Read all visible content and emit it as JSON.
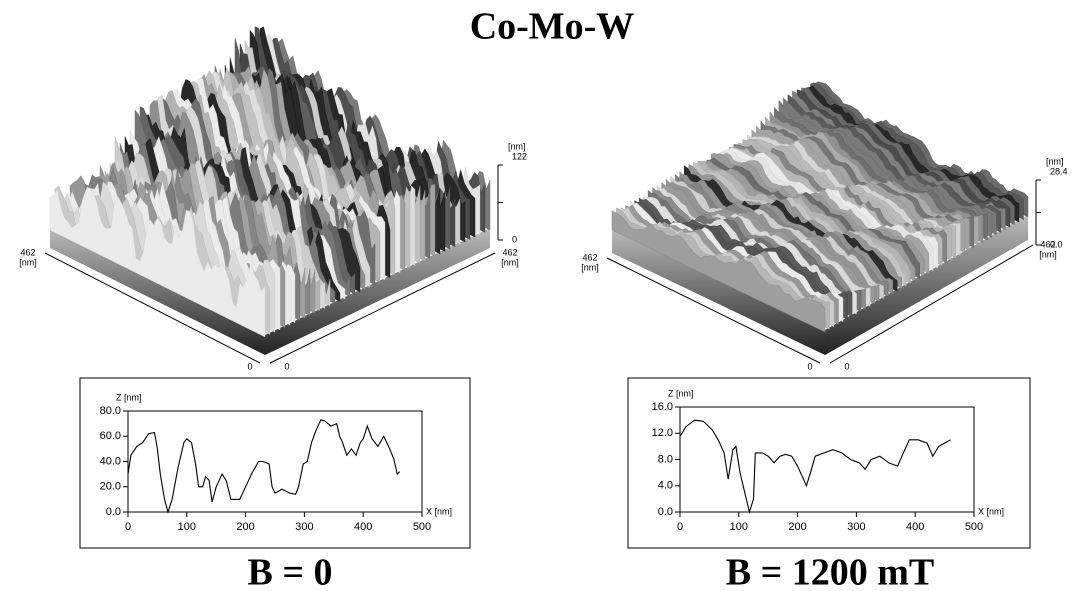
{
  "title": "Co-Mo-W",
  "chart_data": [
    {
      "type": "line",
      "caption": "B = 0",
      "x_label": "X [nm]",
      "y_label": "Z [nm]",
      "color": "#000000",
      "x": [
        0,
        5,
        15,
        25,
        35,
        45,
        50,
        55,
        62,
        68,
        75,
        85,
        95,
        100,
        108,
        115,
        120,
        127,
        132,
        138,
        143,
        150,
        160,
        167,
        175,
        190,
        200,
        210,
        222,
        230,
        240,
        245,
        250,
        262,
        275,
        285,
        290,
        298,
        305,
        312,
        320,
        328,
        335,
        345,
        355,
        360,
        365,
        372,
        380,
        388,
        395,
        400,
        407,
        415,
        425,
        435,
        445,
        452,
        458,
        462
      ],
      "values": [
        30,
        45,
        52,
        55,
        62,
        63,
        50,
        30,
        10,
        0,
        10,
        35,
        55,
        58,
        55,
        38,
        20,
        20,
        28,
        25,
        8,
        20,
        30,
        25,
        10,
        10,
        20,
        30,
        40,
        40,
        38,
        20,
        15,
        18,
        15,
        14,
        20,
        38,
        40,
        55,
        65,
        73,
        72,
        68,
        70,
        60,
        55,
        45,
        50,
        45,
        55,
        58,
        68,
        58,
        52,
        60,
        50,
        42,
        30,
        32
      ],
      "xlim": [
        0,
        500
      ],
      "xticks": [
        0,
        100,
        200,
        300,
        400,
        500
      ],
      "ylim": [
        0,
        80
      ],
      "yticks": [
        {
          "value": 0,
          "label": "0.0"
        },
        {
          "value": 20,
          "label": "20.0"
        },
        {
          "value": 40,
          "label": "40.0"
        },
        {
          "value": 60,
          "label": "60.0"
        },
        {
          "value": 80,
          "label": "80.0"
        }
      ],
      "surface": {
        "unit": "[nm]",
        "xlim": [
          0,
          462
        ],
        "ylim": [
          0,
          462
        ],
        "zticks": [
          0,
          122
        ]
      }
    },
    {
      "type": "line",
      "caption": "B = 1200 mT",
      "x_label": "X [nm]",
      "y_label": "Z [nm]",
      "color": "#000000",
      "x": [
        0,
        10,
        25,
        40,
        55,
        65,
        75,
        82,
        90,
        95,
        102,
        110,
        118,
        125,
        128,
        140,
        150,
        160,
        170,
        180,
        190,
        200,
        210,
        215,
        222,
        230,
        245,
        260,
        275,
        290,
        305,
        315,
        325,
        340,
        355,
        370,
        380,
        390,
        405,
        420,
        430,
        440,
        450,
        460
      ],
      "values": [
        11.5,
        13,
        14,
        13.8,
        12.5,
        11,
        9,
        5,
        9.5,
        10,
        6,
        3,
        0,
        2,
        9,
        9,
        8.5,
        7.5,
        8.5,
        8.8,
        8.5,
        7,
        5,
        4,
        6,
        8.5,
        9,
        9.5,
        9,
        8,
        7.5,
        6.5,
        8,
        8.5,
        7.5,
        7,
        9,
        11,
        11,
        10.5,
        8.5,
        10,
        10.5,
        11
      ],
      "xlim": [
        0,
        500
      ],
      "xticks": [
        0,
        100,
        200,
        300,
        400,
        500
      ],
      "ylim": [
        0,
        16
      ],
      "yticks": [
        {
          "value": 0,
          "label": "0.0"
        },
        {
          "value": 4,
          "label": "4.0"
        },
        {
          "value": 8,
          "label": "8.0"
        },
        {
          "value": 12,
          "label": "12.0"
        },
        {
          "value": 16,
          "label": "16.0"
        }
      ],
      "surface": {
        "unit": "[nm]",
        "xlim": [
          0,
          462
        ],
        "ylim": [
          0,
          462
        ],
        "zticks": [
          {
            "value": 0,
            "label": "0.0"
          },
          {
            "value": 28.4,
            "label": "28.4"
          }
        ]
      }
    }
  ]
}
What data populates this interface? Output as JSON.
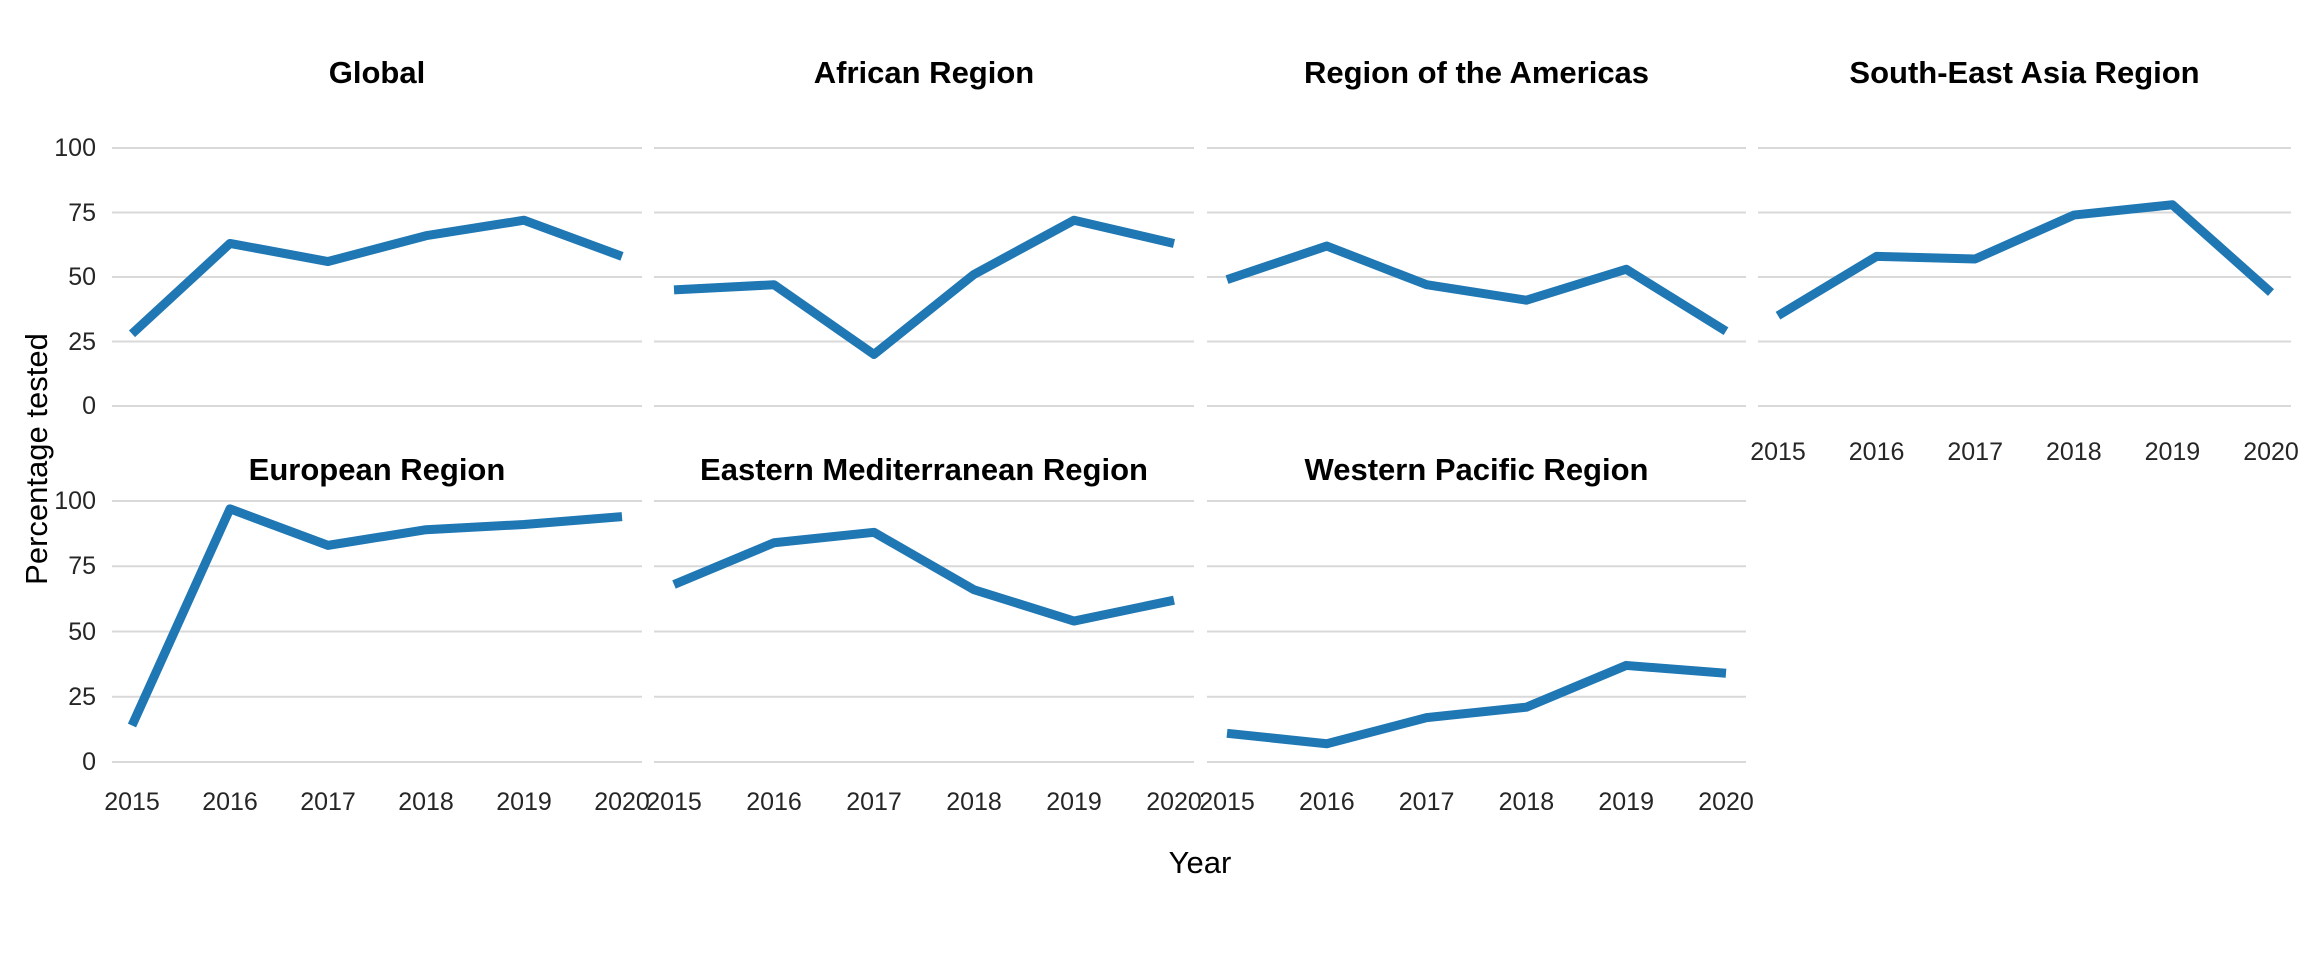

=== TO DO ===
Return the whole listing, word for word, and leave out every picture.

=== WRITTEN REPLY ===
Read all visible content and emit it as JSON.
{
  "title": "Co-Mo-W",
  "chart_data": [
    {
      "type": "line",
      "caption": "B = 0",
      "x_label": "X [nm]",
      "y_label": "Z [nm]",
      "color": "#000000",
      "x": [
        0,
        5,
        15,
        25,
        35,
        45,
        50,
        55,
        62,
        68,
        75,
        85,
        95,
        100,
        108,
        115,
        120,
        127,
        132,
        138,
        143,
        150,
        160,
        167,
        175,
        190,
        200,
        210,
        222,
        230,
        240,
        245,
        250,
        262,
        275,
        285,
        290,
        298,
        305,
        312,
        320,
        328,
        335,
        345,
        355,
        360,
        365,
        372,
        380,
        388,
        395,
        400,
        407,
        415,
        425,
        435,
        445,
        452,
        458,
        462
      ],
      "values": [
        30,
        45,
        52,
        55,
        62,
        63,
        50,
        30,
        10,
        0,
        10,
        35,
        55,
        58,
        55,
        38,
        20,
        20,
        28,
        25,
        8,
        20,
        30,
        25,
        10,
        10,
        20,
        30,
        40,
        40,
        38,
        20,
        15,
        18,
        15,
        14,
        20,
        38,
        40,
        55,
        65,
        73,
        72,
        68,
        70,
        60,
        55,
        45,
        50,
        45,
        55,
        58,
        68,
        58,
        52,
        60,
        50,
        42,
        30,
        32
      ],
      "xlim": [
        0,
        500
      ],
      "xticks": [
        0,
        100,
        200,
        300,
        400,
        500
      ],
      "ylim": [
        0,
        80
      ],
      "yticks": [
        {
          "value": 0,
          "label": "0.0"
        },
        {
          "value": 20,
          "label": "20.0"
        },
        {
          "value": 40,
          "label": "40.0"
        },
        {
          "value": 60,
          "label": "60.0"
        },
        {
          "value": 80,
          "label": "80.0"
        }
      ],
      "surface": {
        "unit": "[nm]",
        "xlim": [
          0,
          462
        ],
        "ylim": [
          0,
          462
        ],
        "zticks": [
          0,
          122
        ]
      }
    },
    {
      "type": "line",
      "caption": "B = 1200 mT",
      "x_label": "X [nm]",
      "y_label": "Z [nm]",
      "color": "#000000",
      "x": [
        0,
        10,
        25,
        40,
        55,
        65,
        75,
        82,
        90,
        95,
        102,
        110,
        118,
        125,
        128,
        140,
        150,
        160,
        170,
        180,
        190,
        200,
        210,
        215,
        222,
        230,
        245,
        260,
        275,
        290,
        305,
        315,
        325,
        340,
        355,
        370,
        380,
        390,
        405,
        420,
        430,
        440,
        450,
        460
      ],
      "values": [
        11.5,
        13,
        14,
        13.8,
        12.5,
        11,
        9,
        5,
        9.5,
        10,
        6,
        3,
        0,
        2,
        9,
        9,
        8.5,
        7.5,
        8.5,
        8.8,
        8.5,
        7,
        5,
        4,
        6,
        8.5,
        9,
        9.5,
        9,
        8,
        7.5,
        6.5,
        8,
        8.5,
        7.5,
        7,
        9,
        11,
        11,
        10.5,
        8.5,
        10,
        10.5,
        11
      ],
      "xlim": [
        0,
        500
      ],
      "xticks": [
        0,
        100,
        200,
        300,
        400,
        500
      ],
      "ylim": [
        0,
        16
      ],
      "yticks": [
        {
          "value": 0,
          "label": "0.0"
        },
        {
          "value": 4,
          "label": "4.0"
        },
        {
          "value": 8,
          "label": "8.0"
        },
        {
          "value": 12,
          "label": "12.0"
        },
        {
          "value": 16,
          "label": "16.0"
        }
      ],
      "surface": {
        "unit": "[nm]",
        "xlim": [
          0,
          462
        ],
        "ylim": [
          0,
          462
        ],
        "zticks": [
          {
            "value": 0,
            "label": "0.0"
          },
          {
            "value": 28.4,
            "label": "28.4"
          }
        ]
      }
    }
  ]
}
What data populates this interface? Output as JSON.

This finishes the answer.